** BEGIN Source data **

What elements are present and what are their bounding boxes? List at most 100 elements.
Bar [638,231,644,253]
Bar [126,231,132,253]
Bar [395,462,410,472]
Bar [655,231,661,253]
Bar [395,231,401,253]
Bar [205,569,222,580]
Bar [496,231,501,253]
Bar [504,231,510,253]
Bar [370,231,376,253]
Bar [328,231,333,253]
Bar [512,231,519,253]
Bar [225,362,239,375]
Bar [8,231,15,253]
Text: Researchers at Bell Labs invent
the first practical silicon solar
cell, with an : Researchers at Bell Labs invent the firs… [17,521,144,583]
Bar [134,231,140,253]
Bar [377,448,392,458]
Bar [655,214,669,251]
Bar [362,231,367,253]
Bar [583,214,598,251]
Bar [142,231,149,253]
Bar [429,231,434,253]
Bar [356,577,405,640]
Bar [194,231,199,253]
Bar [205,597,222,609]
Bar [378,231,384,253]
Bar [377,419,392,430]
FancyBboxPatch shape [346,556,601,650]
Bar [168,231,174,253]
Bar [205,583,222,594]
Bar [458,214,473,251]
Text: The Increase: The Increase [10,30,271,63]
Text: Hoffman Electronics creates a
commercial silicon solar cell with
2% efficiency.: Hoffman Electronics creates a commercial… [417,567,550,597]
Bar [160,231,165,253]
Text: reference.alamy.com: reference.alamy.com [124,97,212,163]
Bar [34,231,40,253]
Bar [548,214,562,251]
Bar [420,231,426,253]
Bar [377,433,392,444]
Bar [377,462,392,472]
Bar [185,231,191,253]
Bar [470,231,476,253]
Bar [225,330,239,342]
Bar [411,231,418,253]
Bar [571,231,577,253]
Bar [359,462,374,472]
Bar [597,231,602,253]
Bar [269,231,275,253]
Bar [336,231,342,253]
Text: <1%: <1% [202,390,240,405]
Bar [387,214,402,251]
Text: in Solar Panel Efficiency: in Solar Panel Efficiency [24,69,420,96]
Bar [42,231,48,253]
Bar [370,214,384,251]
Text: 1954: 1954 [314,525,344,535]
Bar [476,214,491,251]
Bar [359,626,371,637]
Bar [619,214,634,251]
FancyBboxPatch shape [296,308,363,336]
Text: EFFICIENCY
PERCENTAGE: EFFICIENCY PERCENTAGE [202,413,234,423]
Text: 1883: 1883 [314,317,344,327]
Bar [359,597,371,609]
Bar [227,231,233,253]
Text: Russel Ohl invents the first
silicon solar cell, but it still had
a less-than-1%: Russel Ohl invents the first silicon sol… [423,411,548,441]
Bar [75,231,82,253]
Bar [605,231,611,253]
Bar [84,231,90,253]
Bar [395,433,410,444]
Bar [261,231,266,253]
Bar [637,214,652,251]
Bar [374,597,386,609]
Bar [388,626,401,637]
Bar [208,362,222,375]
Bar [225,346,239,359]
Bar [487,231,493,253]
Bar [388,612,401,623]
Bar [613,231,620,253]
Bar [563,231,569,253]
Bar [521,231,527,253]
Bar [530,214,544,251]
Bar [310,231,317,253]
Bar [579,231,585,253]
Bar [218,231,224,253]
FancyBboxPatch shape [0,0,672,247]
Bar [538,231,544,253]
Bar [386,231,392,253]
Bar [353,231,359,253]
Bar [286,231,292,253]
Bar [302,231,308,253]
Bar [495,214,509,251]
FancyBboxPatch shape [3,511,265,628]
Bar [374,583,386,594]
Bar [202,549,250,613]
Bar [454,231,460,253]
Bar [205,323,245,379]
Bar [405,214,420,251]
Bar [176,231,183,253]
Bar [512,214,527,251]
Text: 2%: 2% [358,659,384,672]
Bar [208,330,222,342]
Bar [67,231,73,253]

** END Source data **

● Your objective: Reproduce the material in full, switching every occurrence of "FancyBboxPatch shape" to "Rounded box" and leaving everything else unchanged.

● Answer to this exercise:
What elements are present and what are their bounding boxes? List at most 100 elements.
Bar [638,231,644,253]
Bar [126,231,132,253]
Bar [395,462,410,472]
Bar [655,231,661,253]
Bar [395,231,401,253]
Bar [205,569,222,580]
Bar [496,231,501,253]
Bar [504,231,510,253]
Bar [370,231,376,253]
Bar [328,231,333,253]
Bar [512,231,519,253]
Bar [225,362,239,375]
Bar [8,231,15,253]
Text: Researchers at Bell Labs invent
the first practical silicon solar
cell, with an : Researchers at Bell Labs invent the firs… [17,521,144,583]
Bar [134,231,140,253]
Bar [377,448,392,458]
Bar [655,214,669,251]
Bar [362,231,367,253]
Bar [583,214,598,251]
Bar [142,231,149,253]
Bar [429,231,434,253]
Bar [356,577,405,640]
Bar [194,231,199,253]
Bar [205,597,222,609]
Bar [378,231,384,253]
Bar [377,419,392,430]
Rounded box [346,556,601,650]
Bar [168,231,174,253]
Bar [205,583,222,594]
Bar [458,214,473,251]
Text: The Increase: The Increase [10,30,271,63]
Text: Hoffman Electronics creates a
commercial silicon solar cell with
2% efficiency.: Hoffman Electronics creates a commercial… [417,567,550,597]
Bar [160,231,165,253]
Text: reference.alamy.com: reference.alamy.com [124,97,212,163]
Bar [34,231,40,253]
Bar [548,214,562,251]
Bar [420,231,426,253]
Bar [377,433,392,444]
Bar [377,462,392,472]
Bar [185,231,191,253]
Bar [470,231,476,253]
Bar [225,330,239,342]
Bar [411,231,418,253]
Bar [571,231,577,253]
Bar [359,462,374,472]
Bar [597,231,602,253]
Bar [269,231,275,253]
Bar [336,231,342,253]
Text: <1%: <1% [202,390,240,405]
Bar [387,214,402,251]
Text: in Solar Panel Efficiency: in Solar Panel Efficiency [24,69,420,96]
Bar [42,231,48,253]
Bar [370,214,384,251]
Text: 1954: 1954 [314,525,344,535]
Bar [476,214,491,251]
Bar [359,626,371,637]
Bar [619,214,634,251]
Rounded box [296,308,363,336]
Text: EFFICIENCY
PERCENTAGE: EFFICIENCY PERCENTAGE [202,413,234,423]
Text: 1883: 1883 [314,317,344,327]
Bar [359,597,371,609]
Bar [227,231,233,253]
Text: Russel Ohl invents the first
silicon solar cell, but it still had
a less-than-1%: Russel Ohl invents the first silicon sol… [423,411,548,441]
Bar [75,231,82,253]
Bar [605,231,611,253]
Bar [84,231,90,253]
Bar [395,433,410,444]
Bar [261,231,266,253]
Bar [637,214,652,251]
Bar [374,597,386,609]
Bar [388,626,401,637]
Bar [208,362,222,375]
Bar [225,346,239,359]
Bar [487,231,493,253]
Bar [388,612,401,623]
Bar [613,231,620,253]
Bar [563,231,569,253]
Bar [521,231,527,253]
Bar [530,214,544,251]
Bar [310,231,317,253]
Bar [579,231,585,253]
Bar [218,231,224,253]
Rounded box [0,0,672,247]
Bar [538,231,544,253]
Bar [386,231,392,253]
Bar [353,231,359,253]
Bar [286,231,292,253]
Bar [302,231,308,253]
Bar [495,214,509,251]
Rounded box [3,511,265,628]
Bar [374,583,386,594]
Bar [202,549,250,613]
Bar [454,231,460,253]
Bar [205,323,245,379]
Bar [405,214,420,251]
Bar [176,231,183,253]
Bar [512,214,527,251]
Text: 2%: 2% [358,659,384,672]
Bar [208,330,222,342]
Bar [67,231,73,253]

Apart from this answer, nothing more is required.